DIRECTION =>
Quote every line of the data below as it stands, omitting pictures.

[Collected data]
┌────────

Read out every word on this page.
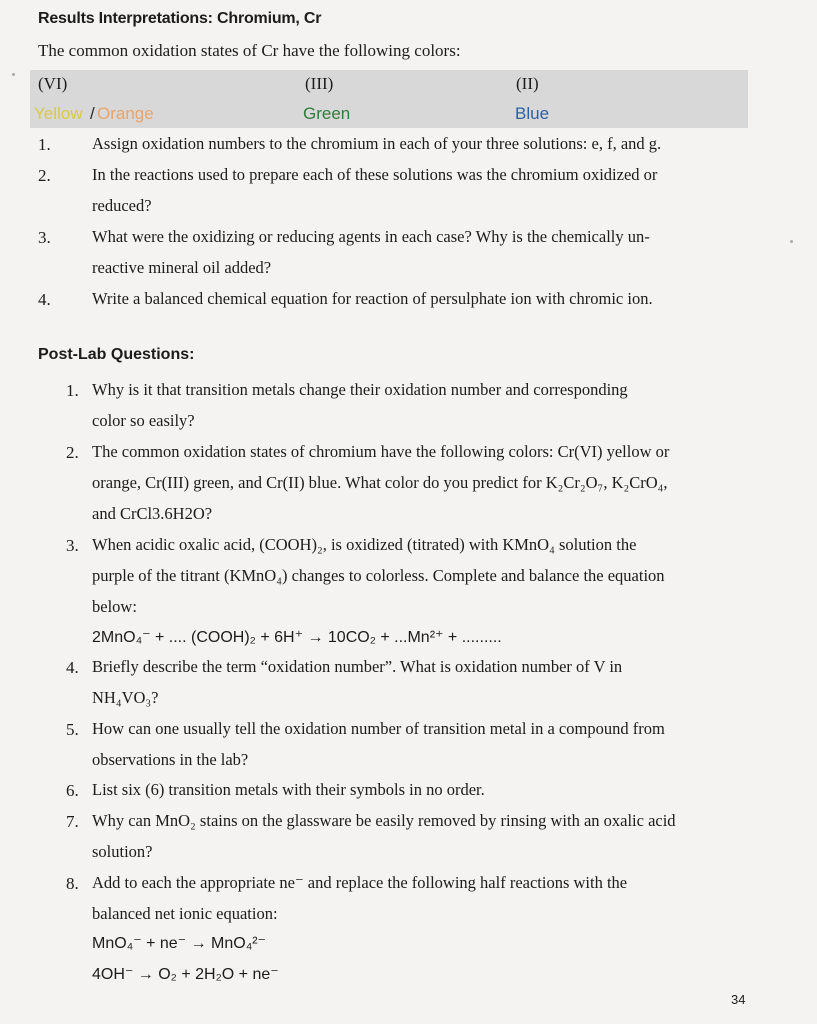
Results Interpretations: Chromium, Cr
The common oxidation states of Cr have the following colors:
(VI)	(III)	(II)
Yellow / Orange	Green	Blue
1.	Assign oxidation numbers to the chromium in each of your three solutions: e, f, and g.
2.	In the reactions used to prepare each of these solutions was the chromium oxidized or
reduced?
3.	What were the oxidizing or reducing agents in each case? Why is the chemically un-
reactive mineral oil added?
4.	Write a balanced chemical equation for reaction of persulphate ion with chromic ion.
Post-Lab Questions:
1. Why is it that transition metals change their oxidation number and corresponding
color so easily?
2. The common oxidation states of chromium have the following colors: Cr(VI) yellow or
orange, Cr(III) green, and Cr(II) blue. What color do you predict for K₂Cr₂O₇, K₂CrO₄,
and CrCl3.6H2O?
3. When acidic oxalic acid, (COOH)₂, is oxidized (titrated) with KMnO₄ solution the
purple of the titrant (KMnO₄) changes to colorless. Complete and balance the equation
below:
2MnO₄⁻ + .... (COOH)₂ + 6H⁺ → 10CO₂ + ...Mn²⁺ + .........
4. Briefly describe the term “oxidation number”. What is oxidation number of V in
NH₄VO₃?
5. How can one usually tell the oxidation number of transition metal in a compound from
observations in the lab?
6. List six (6) transition metals with their symbols in no order.
7. Why can MnO₂ stains on the glassware be easily removed by rinsing with an oxalic acid
solution?
8. Add to each the appropriate ne⁻ and replace the following half reactions with the
balanced net ionic equation:
MnO₄⁻ + ne⁻ → MnO₄²⁻
4OH⁻ → O₂ + 2H₂O + ne⁻
34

└────────

RESULT BELOW =>
Read out every word on this page.
Results Interpretations: Chromium, Cr
The common oxidation states of Cr have the following colors:
(VI)	(III)	(II)
Yellow / Orange	Green	Blue
1.	Assign oxidation numbers to the chromium in each of your three solutions: e, f, and g.
2.	In the reactions used to prepare each of these solutions was the chromium oxidized or
reduced?
3.	What were the oxidizing or reducing agents in each case? Why is the chemically un-
reactive mineral oil added?
4.	Write a balanced chemical equation for reaction of persulphate ion with chromic ion.
Post-Lab Questions:
1. Why is it that transition metals change their oxidation number and corresponding
color so easily?
2. The common oxidation states of chromium have the following colors: Cr(VI) yellow or
orange, Cr(III) green, and Cr(II) blue. What color do you predict for K₂Cr₂O₇, K₂CrO₄,
and CrCl3.6H2O?
3. When acidic oxalic acid, (COOH)₂, is oxidized (titrated) with KMnO₄ solution the
purple of the titrant (KMnO₄) changes to colorless. Complete and balance the equation
below:
2MnO₄⁻ + .... (COOH)₂ + 6H⁺ → 10CO₂ + ...Mn²⁺ + .........
4. Briefly describe the term “oxidation number”. What is oxidation number of V in
NH₄VO₃?
5. How can one usually tell the oxidation number of transition metal in a compound from
observations in the lab?
6. List six (6) transition metals with their symbols in no order.
7. Why can MnO₂ stains on the glassware be easily removed by rinsing with an oxalic acid
solution?
8. Add to each the appropriate ne⁻ and replace the following half reactions with the
balanced net ionic equation:
MnO₄⁻ + ne⁻ → MnO₄²⁻
4OH⁻ → O₂ + 2H₂O + ne⁻
34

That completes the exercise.